Challenge 1.
Copy the section of the corpus API page starting with "Create a corpus" and going on through "the corpus purpose.".
Challenge 2.
On the corpus API page, what does the status value ERR stand for?
# Excerpt provided start
Skip to main content
POST
/
api
/
corpora
{
  "id": "3c90c3cc-0d44-4b50-8888-8dd25736052a",
  "created_at": "2023-11-07T05:31:56Z",
  "updated_at": "2023-11-07T05:31:56Z",
  "corpora_name": "<string>",
  "size_on_disk": 123,
  "index_location": "<string>",
  "creator": "3c90c3cc-0d44-4b50-8888-8dd25736052a",
  "description": "<string>",
  "is_published": true,
  "index_type": "VSI",
  "indexing_status": "PND"
}

Overview

Create a corpus before uploading any resources. Every corpus belongs to the authenticated user and encapsulates indexing configuration (vector index type, publication flag, etc.). Back-end logic normalizes the name into lowercase snake_case and enforces uniqueness per user.
Prerequisite: You must be authenticated with a valid JWT token or session cookie.

Request Body

corpora_name
string
required
Human-friendly name for your corpus. The system automatically converts it to lowercase with underscores (e.g., “Support Playbooks” becomes “support_playbooks”). Must be unique for your user account.
description
string
Optional context about what content lives in this corpus. Helps you and your team understand the corpus purpose.
is_published
boolean
default:"false"
Controls whether the corpus is discoverable via public listings. Set to true for shared knowledge bases.
index_type
string
default:"VSI"
Indexing strategy for the corpus. Available options:
  • VSI - Vector Store Index (recommended for semantic search)
  • SMI - Summary Index
  • DSI - Document Summary Index
indexing_status
string
System-managed field that tracks indexing progress. Leave empty - Soar Labs automatically updates this as ingestion jobs complete.Status values:
  • PND - Pending (newly created)
  • PRS - Processing (ingestion in progress)
  • IND - Indexed (ready for queries)
  • ERR - Error (ingestion failed)

Example request

curl -X POST https://{your-host}/api/corpora/ \
  -H "Authorization: Bearer $SOAR_LABS_TOKEN" \
  -H "Content-Type: application/json" \
  -d '{
    "corpora_name": "Support Playbooks",
    "description": "Runbooks feeding LlamaIndex",
    "is_published": false,
    "index_type": "VSI"
# Excerpt provided end
# Excerpted records start
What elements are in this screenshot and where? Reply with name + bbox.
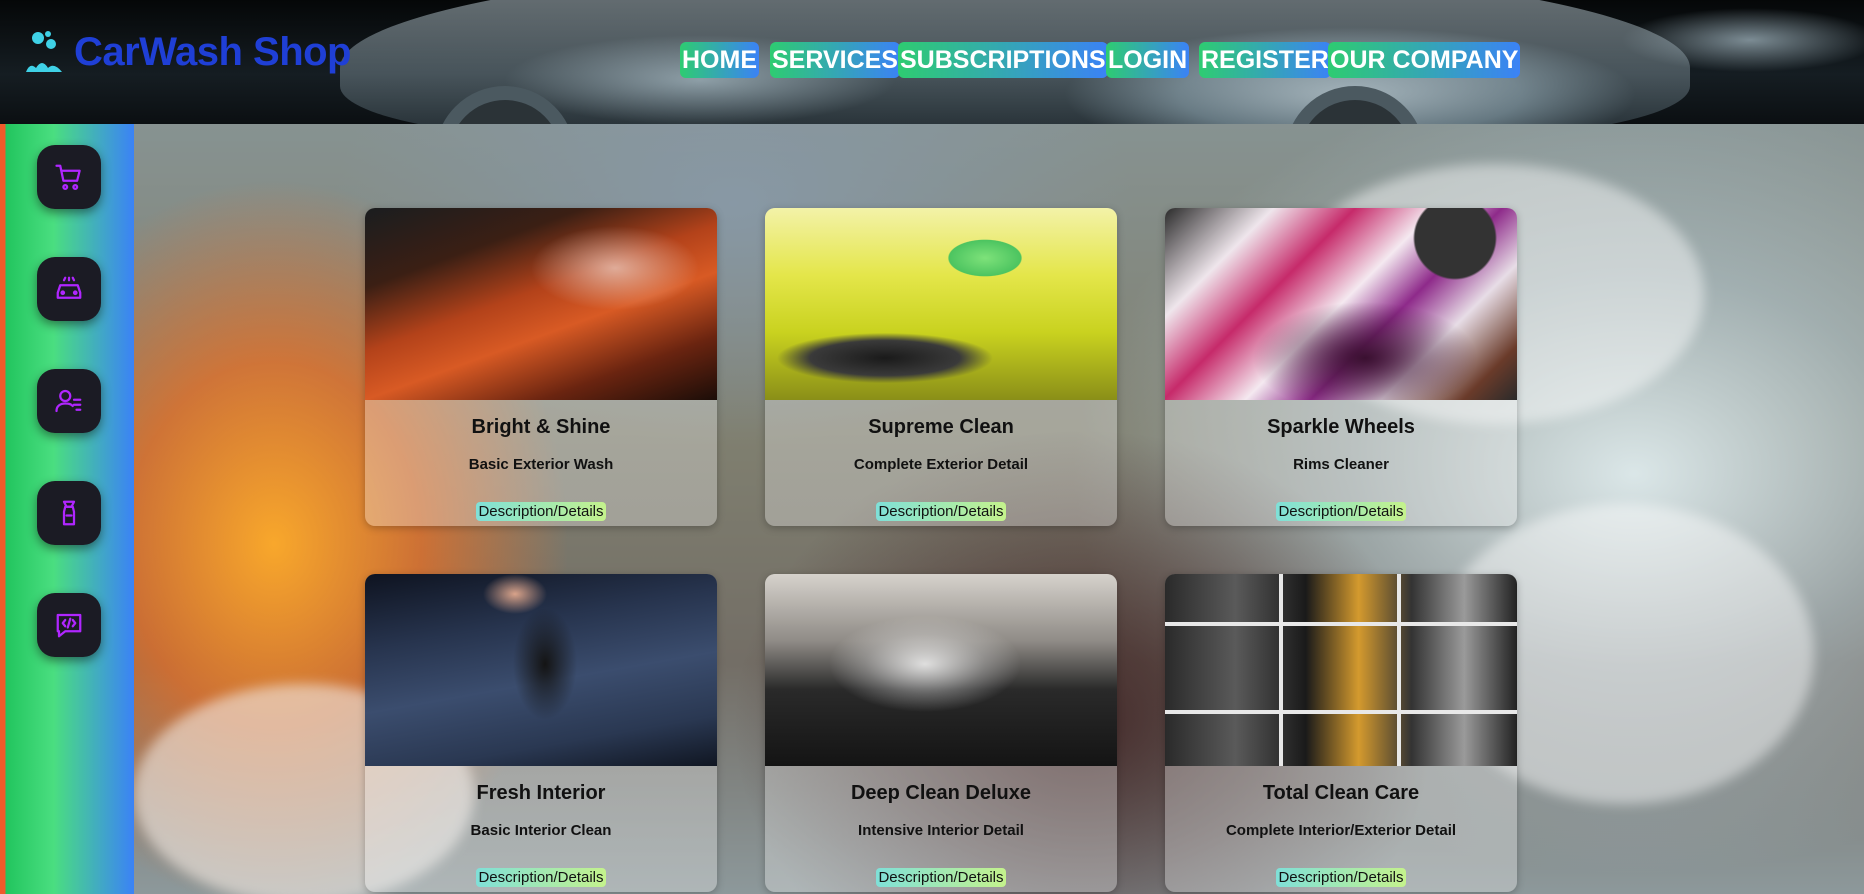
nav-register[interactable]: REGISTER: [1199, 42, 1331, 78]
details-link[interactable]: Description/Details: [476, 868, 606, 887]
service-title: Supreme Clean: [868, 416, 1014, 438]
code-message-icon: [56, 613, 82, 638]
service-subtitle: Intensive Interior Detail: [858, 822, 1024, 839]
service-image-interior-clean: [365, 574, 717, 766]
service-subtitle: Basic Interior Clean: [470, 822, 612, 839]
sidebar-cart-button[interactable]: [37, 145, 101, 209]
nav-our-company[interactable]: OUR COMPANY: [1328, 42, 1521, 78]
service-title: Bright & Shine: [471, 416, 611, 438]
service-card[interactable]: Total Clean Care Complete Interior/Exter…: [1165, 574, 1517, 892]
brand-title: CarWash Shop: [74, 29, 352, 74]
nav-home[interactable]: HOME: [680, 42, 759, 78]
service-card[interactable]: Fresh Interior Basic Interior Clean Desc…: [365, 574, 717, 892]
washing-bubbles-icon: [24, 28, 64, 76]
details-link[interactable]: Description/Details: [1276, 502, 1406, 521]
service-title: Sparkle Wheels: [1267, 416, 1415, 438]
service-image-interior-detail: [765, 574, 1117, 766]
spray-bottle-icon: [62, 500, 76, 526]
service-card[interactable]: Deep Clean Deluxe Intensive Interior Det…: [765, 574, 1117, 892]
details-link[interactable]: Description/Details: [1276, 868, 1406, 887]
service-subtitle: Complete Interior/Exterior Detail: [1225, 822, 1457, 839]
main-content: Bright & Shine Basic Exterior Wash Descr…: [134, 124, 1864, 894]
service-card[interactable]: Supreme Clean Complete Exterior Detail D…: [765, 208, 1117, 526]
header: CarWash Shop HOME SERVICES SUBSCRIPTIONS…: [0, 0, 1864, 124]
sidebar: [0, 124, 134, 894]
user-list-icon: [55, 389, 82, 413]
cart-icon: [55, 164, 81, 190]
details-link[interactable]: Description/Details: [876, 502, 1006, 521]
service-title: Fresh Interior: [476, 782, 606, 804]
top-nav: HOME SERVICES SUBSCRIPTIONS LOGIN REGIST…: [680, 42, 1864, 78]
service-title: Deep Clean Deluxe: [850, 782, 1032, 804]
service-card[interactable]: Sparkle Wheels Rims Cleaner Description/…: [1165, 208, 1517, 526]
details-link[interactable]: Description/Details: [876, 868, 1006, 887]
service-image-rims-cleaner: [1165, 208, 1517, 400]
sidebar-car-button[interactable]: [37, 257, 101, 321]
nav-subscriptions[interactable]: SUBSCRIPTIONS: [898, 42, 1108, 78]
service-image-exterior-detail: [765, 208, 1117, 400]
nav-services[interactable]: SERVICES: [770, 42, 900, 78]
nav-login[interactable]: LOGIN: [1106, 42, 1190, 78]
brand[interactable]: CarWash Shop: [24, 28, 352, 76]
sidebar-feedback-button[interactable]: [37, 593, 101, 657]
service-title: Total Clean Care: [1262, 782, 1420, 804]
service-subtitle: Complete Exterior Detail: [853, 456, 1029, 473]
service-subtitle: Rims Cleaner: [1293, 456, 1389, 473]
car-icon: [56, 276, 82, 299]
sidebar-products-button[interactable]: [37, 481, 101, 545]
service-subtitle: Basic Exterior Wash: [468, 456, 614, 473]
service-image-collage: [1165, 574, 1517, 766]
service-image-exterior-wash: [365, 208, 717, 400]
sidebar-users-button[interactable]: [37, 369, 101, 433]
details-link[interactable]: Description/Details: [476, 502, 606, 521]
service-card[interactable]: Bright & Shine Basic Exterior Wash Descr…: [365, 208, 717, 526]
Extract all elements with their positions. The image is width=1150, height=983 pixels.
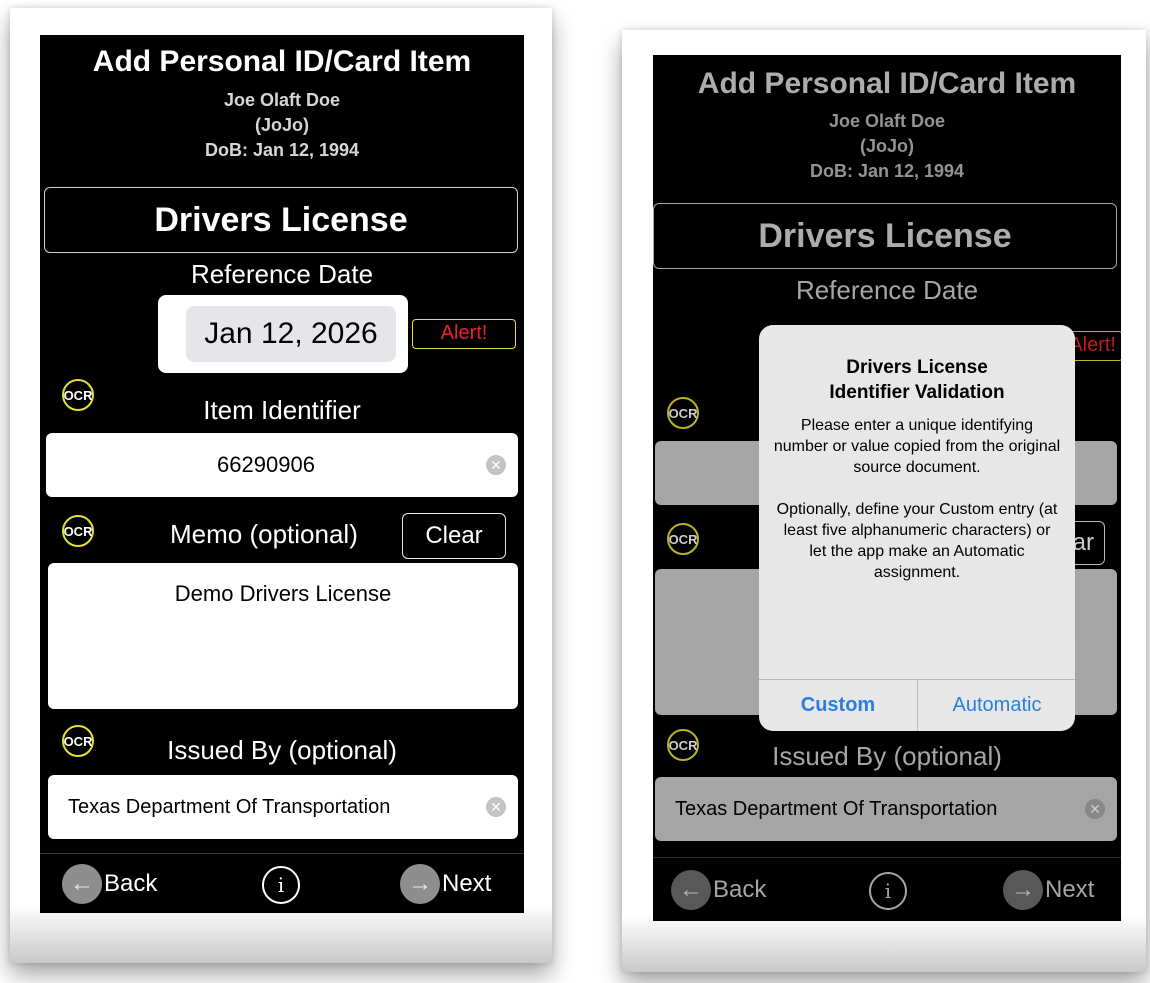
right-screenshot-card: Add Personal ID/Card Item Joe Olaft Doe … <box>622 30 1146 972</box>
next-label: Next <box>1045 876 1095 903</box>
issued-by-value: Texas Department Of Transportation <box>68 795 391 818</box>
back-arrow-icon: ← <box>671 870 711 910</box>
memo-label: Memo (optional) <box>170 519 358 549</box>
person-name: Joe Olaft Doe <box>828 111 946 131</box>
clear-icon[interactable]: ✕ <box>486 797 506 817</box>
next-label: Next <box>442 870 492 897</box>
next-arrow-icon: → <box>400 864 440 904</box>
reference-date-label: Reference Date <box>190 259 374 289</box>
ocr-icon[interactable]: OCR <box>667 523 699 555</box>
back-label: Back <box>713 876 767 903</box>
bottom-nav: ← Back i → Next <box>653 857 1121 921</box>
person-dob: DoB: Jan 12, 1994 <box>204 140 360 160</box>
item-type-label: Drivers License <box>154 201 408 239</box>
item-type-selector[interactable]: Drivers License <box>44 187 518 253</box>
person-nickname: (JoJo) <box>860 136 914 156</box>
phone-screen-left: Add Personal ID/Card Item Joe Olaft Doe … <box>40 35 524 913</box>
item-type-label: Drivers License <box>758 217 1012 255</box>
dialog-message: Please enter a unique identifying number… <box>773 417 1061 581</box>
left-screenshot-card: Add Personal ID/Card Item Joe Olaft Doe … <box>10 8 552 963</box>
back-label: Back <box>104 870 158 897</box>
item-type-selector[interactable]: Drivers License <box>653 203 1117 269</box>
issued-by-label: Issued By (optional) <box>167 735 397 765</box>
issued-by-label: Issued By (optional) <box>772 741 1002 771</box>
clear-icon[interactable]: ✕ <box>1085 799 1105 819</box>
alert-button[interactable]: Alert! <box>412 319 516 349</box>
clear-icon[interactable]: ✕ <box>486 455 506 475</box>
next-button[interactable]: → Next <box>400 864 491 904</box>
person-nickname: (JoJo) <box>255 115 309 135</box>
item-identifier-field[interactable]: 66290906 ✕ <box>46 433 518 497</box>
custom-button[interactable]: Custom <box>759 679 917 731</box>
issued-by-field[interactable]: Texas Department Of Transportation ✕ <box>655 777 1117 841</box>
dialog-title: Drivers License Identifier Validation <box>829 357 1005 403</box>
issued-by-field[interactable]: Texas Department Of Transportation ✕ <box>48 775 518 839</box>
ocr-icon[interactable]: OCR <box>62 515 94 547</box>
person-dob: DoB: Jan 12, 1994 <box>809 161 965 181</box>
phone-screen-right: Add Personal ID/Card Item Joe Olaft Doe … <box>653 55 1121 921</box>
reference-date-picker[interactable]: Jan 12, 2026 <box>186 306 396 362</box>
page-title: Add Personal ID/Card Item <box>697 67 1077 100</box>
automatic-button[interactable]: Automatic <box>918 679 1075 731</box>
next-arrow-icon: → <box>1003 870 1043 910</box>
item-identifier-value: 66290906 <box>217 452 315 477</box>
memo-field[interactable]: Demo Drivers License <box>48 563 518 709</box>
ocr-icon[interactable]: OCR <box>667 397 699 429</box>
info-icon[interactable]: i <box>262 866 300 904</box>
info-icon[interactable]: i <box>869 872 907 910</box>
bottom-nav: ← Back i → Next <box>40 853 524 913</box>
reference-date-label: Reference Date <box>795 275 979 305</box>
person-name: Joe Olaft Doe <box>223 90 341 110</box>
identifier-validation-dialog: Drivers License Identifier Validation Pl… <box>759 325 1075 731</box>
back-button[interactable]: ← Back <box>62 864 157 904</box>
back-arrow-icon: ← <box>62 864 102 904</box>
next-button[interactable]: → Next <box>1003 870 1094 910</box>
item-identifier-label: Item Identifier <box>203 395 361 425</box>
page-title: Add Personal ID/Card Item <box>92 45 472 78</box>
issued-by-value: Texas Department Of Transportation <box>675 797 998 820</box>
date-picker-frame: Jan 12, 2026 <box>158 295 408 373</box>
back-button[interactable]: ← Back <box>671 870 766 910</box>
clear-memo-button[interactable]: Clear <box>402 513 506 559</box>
# Excerpted records end
Correct answer 1.
Create a corpus before uploading any resources. Every corpus belongs to the authenticated user and encapsulates indexing configuration (vector index type, publication flag, etc.). Back-end logic normalizes the name into lowercase snake_case and enforces uniqueness per user.
Prerequisite: You must be authenticated with a valid JWT token or session cookie.

Request Body

corpora_name
string
required
Human-friendly name for your corpus. The system automatically converts it to lowercase with underscores (e.g., “Support Playbooks” becomes “support_playbooks”). Must be unique for your user account.
description
string
Optional context about what content lives in this corpus. Helps you and your team understand the corpus purpose.

Correct answer 2.
ERR stands for Error, meaning the ingestion failed.